— BEGIN —

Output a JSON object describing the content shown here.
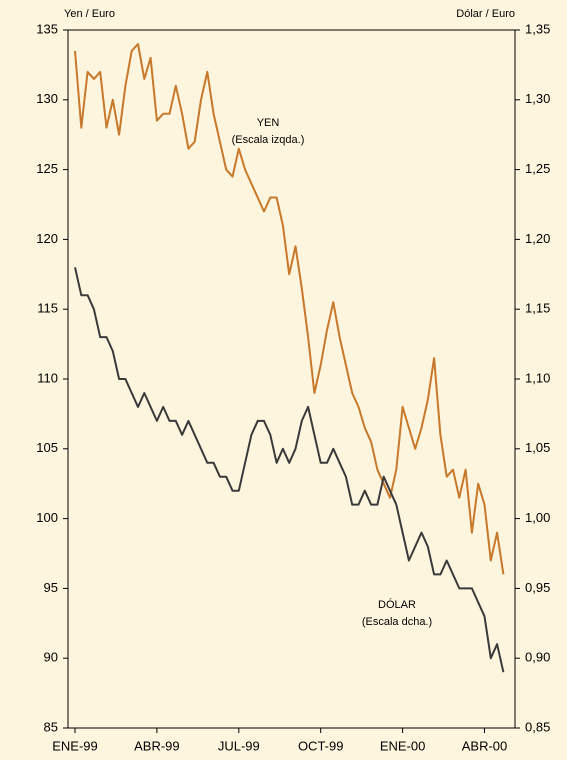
{
  "chart_data": {
    "type": "line",
    "y_label": "Yen / Euro",
    "y2_label": "Dólar / Euro",
    "annotations": [
      "YEN",
      "(Escala izqda.)",
      "DÓLAR",
      "(Escala dcha.)"
    ],
    "categories": [
      "ENE-99",
      null,
      null,
      null,
      null,
      null,
      null,
      null,
      null,
      null,
      null,
      null,
      null,
      "ABR-99",
      null,
      null,
      null,
      null,
      null,
      null,
      null,
      null,
      null,
      null,
      null,
      null,
      "JUL-99",
      null,
      null,
      null,
      null,
      null,
      null,
      null,
      null,
      null,
      null,
      null,
      null,
      "OCT-99",
      null,
      null,
      null,
      null,
      null,
      null,
      null,
      null,
      null,
      null,
      null,
      null,
      "ENE-00",
      null,
      null,
      null,
      null,
      null,
      null,
      null,
      null,
      null,
      null,
      null,
      null,
      "ABR-00",
      null,
      null,
      null
    ],
    "ylim": [
      85,
      135
    ],
    "yticks": [
      85,
      90,
      95,
      100,
      105,
      110,
      115,
      120,
      125,
      130,
      135
    ],
    "y2lim": [
      0.85,
      1.35
    ],
    "y2ticks": [
      {
        "value": 0.85,
        "label": "0,85"
      },
      {
        "value": 0.9,
        "label": "0,90"
      },
      {
        "value": 0.95,
        "label": "0,95"
      },
      {
        "value": 1.0,
        "label": "1,00"
      },
      {
        "value": 1.05,
        "label": "1,05"
      },
      {
        "value": 1.1,
        "label": "1,10"
      },
      {
        "value": 1.15,
        "label": "1,15"
      },
      {
        "value": 1.2,
        "label": "1,20"
      },
      {
        "value": 1.25,
        "label": "1,25"
      },
      {
        "value": 1.3,
        "label": "1,30"
      },
      {
        "value": 1.35,
        "label": "1,35"
      }
    ],
    "series": [
      {
        "name": "YEN",
        "color": "#c8782a",
        "values": [
          133.5,
          128,
          132,
          131.5,
          132,
          128,
          130,
          127.5,
          131,
          133.5,
          134,
          131.5,
          133,
          128.5,
          129,
          129,
          131,
          129,
          126.5,
          127,
          130,
          132,
          129,
          127,
          125,
          124.5,
          126.5,
          125,
          124,
          123,
          122,
          123,
          123,
          121,
          117.5,
          119.5,
          116.5,
          113,
          109,
          111,
          113.5,
          115.5,
          113,
          111,
          109,
          108,
          106.5,
          105.5,
          103.5,
          102.5,
          101.5,
          103.5,
          108,
          106.5,
          105,
          106.5,
          108.5,
          111.5,
          106,
          103,
          103.5,
          101.5,
          103.5,
          99,
          102.5,
          101,
          97,
          99,
          96
        ]
      },
      {
        "name": "DÓLAR",
        "color": "#3a3a3a",
        "axis": "y2",
        "values": [
          1.18,
          1.16,
          1.16,
          1.15,
          1.13,
          1.13,
          1.12,
          1.1,
          1.1,
          1.09,
          1.08,
          1.09,
          1.08,
          1.07,
          1.08,
          1.07,
          1.07,
          1.06,
          1.07,
          1.06,
          1.05,
          1.04,
          1.04,
          1.03,
          1.03,
          1.02,
          1.02,
          1.04,
          1.06,
          1.07,
          1.07,
          1.06,
          1.04,
          1.05,
          1.04,
          1.05,
          1.07,
          1.08,
          1.06,
          1.04,
          1.04,
          1.05,
          1.04,
          1.03,
          1.01,
          1.01,
          1.02,
          1.01,
          1.01,
          1.03,
          1.02,
          1.01,
          0.99,
          0.97,
          0.98,
          0.99,
          0.98,
          0.96,
          0.96,
          0.97,
          0.96,
          0.95,
          0.95,
          0.95,
          0.94,
          0.93,
          0.9,
          0.91,
          0.89
        ]
      }
    ]
  }
}
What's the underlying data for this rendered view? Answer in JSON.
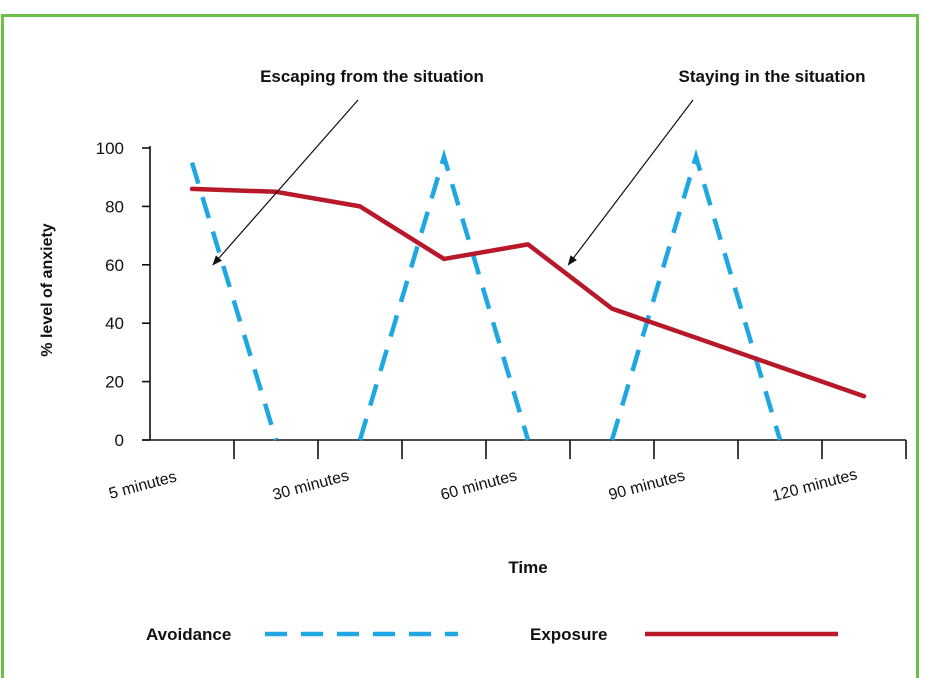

— END —

• WHAT IS BEING ASKED: The records above need to be given again exactly. Omit the pictures.

• THE OUTPUT:
Output a JSON object describing the content shown here.
{
  "chart_data": {
    "type": "line",
    "y_label": "Yen / Euro",
    "y2_label": "Dólar / Euro",
    "annotations": [
      "YEN",
      "(Escala izqda.)",
      "DÓLAR",
      "(Escala dcha.)"
    ],
    "categories": [
      "ENE-99",
      null,
      null,
      null,
      null,
      null,
      null,
      null,
      null,
      null,
      null,
      null,
      null,
      "ABR-99",
      null,
      null,
      null,
      null,
      null,
      null,
      null,
      null,
      null,
      null,
      null,
      null,
      "JUL-99",
      null,
      null,
      null,
      null,
      null,
      null,
      null,
      null,
      null,
      null,
      null,
      null,
      "OCT-99",
      null,
      null,
      null,
      null,
      null,
      null,
      null,
      null,
      null,
      null,
      null,
      null,
      "ENE-00",
      null,
      null,
      null,
      null,
      null,
      null,
      null,
      null,
      null,
      null,
      null,
      null,
      "ABR-00",
      null,
      null,
      null
    ],
    "ylim": [
      85,
      135
    ],
    "yticks": [
      85,
      90,
      95,
      100,
      105,
      110,
      115,
      120,
      125,
      130,
      135
    ],
    "y2lim": [
      0.85,
      1.35
    ],
    "y2ticks": [
      {
        "value": 0.85,
        "label": "0,85"
      },
      {
        "value": 0.9,
        "label": "0,90"
      },
      {
        "value": 0.95,
        "label": "0,95"
      },
      {
        "value": 1.0,
        "label": "1,00"
      },
      {
        "value": 1.05,
        "label": "1,05"
      },
      {
        "value": 1.1,
        "label": "1,10"
      },
      {
        "value": 1.15,
        "label": "1,15"
      },
      {
        "value": 1.2,
        "label": "1,20"
      },
      {
        "value": 1.25,
        "label": "1,25"
      },
      {
        "value": 1.3,
        "label": "1,30"
      },
      {
        "value": 1.35,
        "label": "1,35"
      }
    ],
    "series": [
      {
        "name": "YEN",
        "color": "#c8782a",
        "values": [
          133.5,
          128,
          132,
          131.5,
          132,
          128,
          130,
          127.5,
          131,
          133.5,
          134,
          131.5,
          133,
          128.5,
          129,
          129,
          131,
          129,
          126.5,
          127,
          130,
          132,
          129,
          127,
          125,
          124.5,
          126.5,
          125,
          124,
          123,
          122,
          123,
          123,
          121,
          117.5,
          119.5,
          116.5,
          113,
          109,
          111,
          113.5,
          115.5,
          113,
          111,
          109,
          108,
          106.5,
          105.5,
          103.5,
          102.5,
          101.5,
          103.5,
          108,
          106.5,
          105,
          106.5,
          108.5,
          111.5,
          106,
          103,
          103.5,
          101.5,
          103.5,
          99,
          102.5,
          101,
          97,
          99,
          96
        ]
      },
      {
        "name": "DÓLAR",
        "color": "#3a3a3a",
        "axis": "y2",
        "values": [
          1.18,
          1.16,
          1.16,
          1.15,
          1.13,
          1.13,
          1.12,
          1.1,
          1.1,
          1.09,
          1.08,
          1.09,
          1.08,
          1.07,
          1.08,
          1.07,
          1.07,
          1.06,
          1.07,
          1.06,
          1.05,
          1.04,
          1.04,
          1.03,
          1.03,
          1.02,
          1.02,
          1.04,
          1.06,
          1.07,
          1.07,
          1.06,
          1.04,
          1.05,
          1.04,
          1.05,
          1.07,
          1.08,
          1.06,
          1.04,
          1.04,
          1.05,
          1.04,
          1.03,
          1.01,
          1.01,
          1.02,
          1.01,
          1.01,
          1.03,
          1.02,
          1.01,
          0.99,
          0.97,
          0.98,
          0.99,
          0.98,
          0.96,
          0.96,
          0.97,
          0.96,
          0.95,
          0.95,
          0.95,
          0.94,
          0.93,
          0.9,
          0.91,
          0.89
        ]
      }
    ]
  }
}
What's the underlying data for this rendered view? Answer in JSON.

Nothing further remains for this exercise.